Go through the data below. Pull out every line that has the word "category".

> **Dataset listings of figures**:
BEGIN
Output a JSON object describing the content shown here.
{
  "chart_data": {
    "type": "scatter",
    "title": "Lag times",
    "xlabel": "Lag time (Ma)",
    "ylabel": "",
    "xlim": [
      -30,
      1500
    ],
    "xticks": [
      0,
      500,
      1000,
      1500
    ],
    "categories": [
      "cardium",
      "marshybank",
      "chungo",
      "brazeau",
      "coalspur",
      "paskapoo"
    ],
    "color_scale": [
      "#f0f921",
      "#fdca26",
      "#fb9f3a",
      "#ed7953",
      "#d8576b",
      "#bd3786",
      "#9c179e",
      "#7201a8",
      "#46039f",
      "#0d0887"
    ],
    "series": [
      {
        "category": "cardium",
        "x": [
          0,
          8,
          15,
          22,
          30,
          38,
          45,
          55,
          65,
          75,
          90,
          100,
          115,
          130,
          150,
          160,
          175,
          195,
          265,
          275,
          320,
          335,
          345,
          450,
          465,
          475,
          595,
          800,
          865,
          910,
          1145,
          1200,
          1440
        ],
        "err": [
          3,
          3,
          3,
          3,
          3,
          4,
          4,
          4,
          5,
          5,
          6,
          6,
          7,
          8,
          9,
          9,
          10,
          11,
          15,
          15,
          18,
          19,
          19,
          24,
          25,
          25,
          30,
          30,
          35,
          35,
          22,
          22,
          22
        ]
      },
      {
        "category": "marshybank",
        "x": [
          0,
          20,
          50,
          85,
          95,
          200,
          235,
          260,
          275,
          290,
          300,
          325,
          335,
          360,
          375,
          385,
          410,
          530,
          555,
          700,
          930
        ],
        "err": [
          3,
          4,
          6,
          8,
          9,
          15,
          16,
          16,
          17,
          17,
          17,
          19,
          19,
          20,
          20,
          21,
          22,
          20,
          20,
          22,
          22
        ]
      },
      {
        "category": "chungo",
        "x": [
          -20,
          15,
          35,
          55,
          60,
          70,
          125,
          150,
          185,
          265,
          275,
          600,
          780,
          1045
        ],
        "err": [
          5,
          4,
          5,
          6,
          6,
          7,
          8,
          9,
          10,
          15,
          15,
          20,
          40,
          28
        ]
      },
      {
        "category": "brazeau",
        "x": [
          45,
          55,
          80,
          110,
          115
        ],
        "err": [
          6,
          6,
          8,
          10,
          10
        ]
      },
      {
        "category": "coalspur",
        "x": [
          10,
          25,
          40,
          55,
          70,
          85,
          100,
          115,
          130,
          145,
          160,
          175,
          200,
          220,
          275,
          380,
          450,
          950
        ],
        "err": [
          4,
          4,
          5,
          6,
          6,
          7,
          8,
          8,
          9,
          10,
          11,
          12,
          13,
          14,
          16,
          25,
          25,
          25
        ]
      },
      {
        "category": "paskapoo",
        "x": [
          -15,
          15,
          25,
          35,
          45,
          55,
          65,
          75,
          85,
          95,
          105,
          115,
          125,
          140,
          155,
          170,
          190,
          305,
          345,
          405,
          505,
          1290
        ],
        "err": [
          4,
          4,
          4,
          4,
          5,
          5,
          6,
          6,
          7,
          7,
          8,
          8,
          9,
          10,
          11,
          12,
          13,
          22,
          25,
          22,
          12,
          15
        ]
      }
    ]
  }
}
END
> **Problem solution**:
        "category": "cardium",
        "category": "marshybank",
        "category": "chungo",
        "category": "brazeau",
        "category": "coalspur",
        "category": "paskapoo",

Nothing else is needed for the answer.